What you have to do →
Wherever the word "пятна" appears in a line, extract that line.

Material supplied →
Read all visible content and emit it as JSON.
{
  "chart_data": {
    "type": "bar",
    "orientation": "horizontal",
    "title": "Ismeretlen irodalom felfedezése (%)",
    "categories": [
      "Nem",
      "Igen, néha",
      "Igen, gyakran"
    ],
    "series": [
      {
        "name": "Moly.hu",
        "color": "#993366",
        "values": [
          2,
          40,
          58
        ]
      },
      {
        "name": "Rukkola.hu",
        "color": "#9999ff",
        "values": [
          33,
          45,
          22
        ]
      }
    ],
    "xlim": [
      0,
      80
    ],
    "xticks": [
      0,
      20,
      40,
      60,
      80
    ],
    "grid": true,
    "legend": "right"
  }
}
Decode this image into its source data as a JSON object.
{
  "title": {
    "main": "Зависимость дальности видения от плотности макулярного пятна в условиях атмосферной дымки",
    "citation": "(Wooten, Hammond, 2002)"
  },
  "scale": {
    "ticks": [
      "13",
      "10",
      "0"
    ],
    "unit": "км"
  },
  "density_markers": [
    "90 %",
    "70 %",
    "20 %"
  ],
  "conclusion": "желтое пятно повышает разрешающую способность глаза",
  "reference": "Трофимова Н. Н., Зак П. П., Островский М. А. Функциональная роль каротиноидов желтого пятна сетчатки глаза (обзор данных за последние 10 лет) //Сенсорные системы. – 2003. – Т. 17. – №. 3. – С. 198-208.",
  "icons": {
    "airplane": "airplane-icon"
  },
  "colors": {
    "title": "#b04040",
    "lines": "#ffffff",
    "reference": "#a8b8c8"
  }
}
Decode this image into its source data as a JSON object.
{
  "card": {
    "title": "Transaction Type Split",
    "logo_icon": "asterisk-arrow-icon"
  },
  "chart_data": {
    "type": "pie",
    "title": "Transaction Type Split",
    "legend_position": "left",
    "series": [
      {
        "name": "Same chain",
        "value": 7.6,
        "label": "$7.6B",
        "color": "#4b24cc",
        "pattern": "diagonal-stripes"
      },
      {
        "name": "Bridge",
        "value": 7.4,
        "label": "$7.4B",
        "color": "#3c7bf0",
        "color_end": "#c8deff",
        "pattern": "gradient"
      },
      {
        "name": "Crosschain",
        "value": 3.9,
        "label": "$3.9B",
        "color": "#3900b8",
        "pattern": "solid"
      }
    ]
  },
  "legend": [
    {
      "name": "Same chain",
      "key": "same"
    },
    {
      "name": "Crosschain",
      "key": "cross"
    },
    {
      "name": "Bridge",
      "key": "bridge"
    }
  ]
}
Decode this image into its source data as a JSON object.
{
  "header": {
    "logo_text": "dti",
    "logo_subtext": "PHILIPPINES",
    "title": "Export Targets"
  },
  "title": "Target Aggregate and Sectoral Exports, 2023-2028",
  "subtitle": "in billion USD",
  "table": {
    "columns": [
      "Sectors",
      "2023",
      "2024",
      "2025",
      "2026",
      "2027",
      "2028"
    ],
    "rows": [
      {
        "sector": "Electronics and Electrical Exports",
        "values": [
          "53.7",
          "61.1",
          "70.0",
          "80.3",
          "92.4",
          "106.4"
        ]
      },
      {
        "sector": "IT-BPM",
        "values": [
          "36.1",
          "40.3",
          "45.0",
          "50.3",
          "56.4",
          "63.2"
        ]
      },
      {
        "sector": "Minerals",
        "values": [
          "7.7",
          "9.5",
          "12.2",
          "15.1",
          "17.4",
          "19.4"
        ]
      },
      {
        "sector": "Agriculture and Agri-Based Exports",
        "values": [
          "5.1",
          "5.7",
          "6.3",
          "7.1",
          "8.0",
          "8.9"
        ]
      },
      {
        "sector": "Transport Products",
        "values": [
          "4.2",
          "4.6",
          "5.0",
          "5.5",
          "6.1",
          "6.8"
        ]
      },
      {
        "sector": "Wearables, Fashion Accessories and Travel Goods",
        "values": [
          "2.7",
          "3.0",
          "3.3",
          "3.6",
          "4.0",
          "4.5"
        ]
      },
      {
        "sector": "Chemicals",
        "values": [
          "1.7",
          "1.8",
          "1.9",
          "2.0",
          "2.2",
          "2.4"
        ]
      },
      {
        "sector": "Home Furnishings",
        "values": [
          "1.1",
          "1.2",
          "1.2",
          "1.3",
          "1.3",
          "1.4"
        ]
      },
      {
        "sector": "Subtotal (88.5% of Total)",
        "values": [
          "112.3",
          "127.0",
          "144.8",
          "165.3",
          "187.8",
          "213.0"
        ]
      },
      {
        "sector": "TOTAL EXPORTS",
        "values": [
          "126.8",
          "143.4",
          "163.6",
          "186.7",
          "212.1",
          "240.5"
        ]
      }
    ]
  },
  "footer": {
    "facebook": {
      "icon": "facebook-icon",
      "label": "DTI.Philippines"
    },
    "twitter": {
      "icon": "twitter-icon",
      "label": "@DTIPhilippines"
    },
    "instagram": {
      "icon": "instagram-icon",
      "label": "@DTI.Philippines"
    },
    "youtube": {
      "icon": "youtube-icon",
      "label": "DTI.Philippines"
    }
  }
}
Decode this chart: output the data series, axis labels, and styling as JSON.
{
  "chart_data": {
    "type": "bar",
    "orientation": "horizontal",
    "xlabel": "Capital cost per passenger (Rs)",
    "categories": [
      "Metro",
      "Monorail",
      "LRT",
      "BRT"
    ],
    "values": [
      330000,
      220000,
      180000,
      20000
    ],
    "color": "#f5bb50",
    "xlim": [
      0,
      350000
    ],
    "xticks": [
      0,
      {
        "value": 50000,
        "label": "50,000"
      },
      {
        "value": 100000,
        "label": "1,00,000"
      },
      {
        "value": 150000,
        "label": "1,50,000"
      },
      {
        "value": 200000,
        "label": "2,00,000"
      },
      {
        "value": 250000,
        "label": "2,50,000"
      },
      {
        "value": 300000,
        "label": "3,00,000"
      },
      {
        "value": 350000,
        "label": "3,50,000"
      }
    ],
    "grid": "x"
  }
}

Answer to this task →
    "main": "Зависимость дальности видения от плотности макулярного пятна в условиях атмосферной дымки",
  "reference": "Трофимова Н. Н., Зак П. П., Островский М. А. Функциональная роль каротиноидов желтого пятна сетчатки глаза (обзор данных за последние 10 лет) //Сенсорные системы. – 2003. – Т. 17. – №. 3. – С. 198-208.",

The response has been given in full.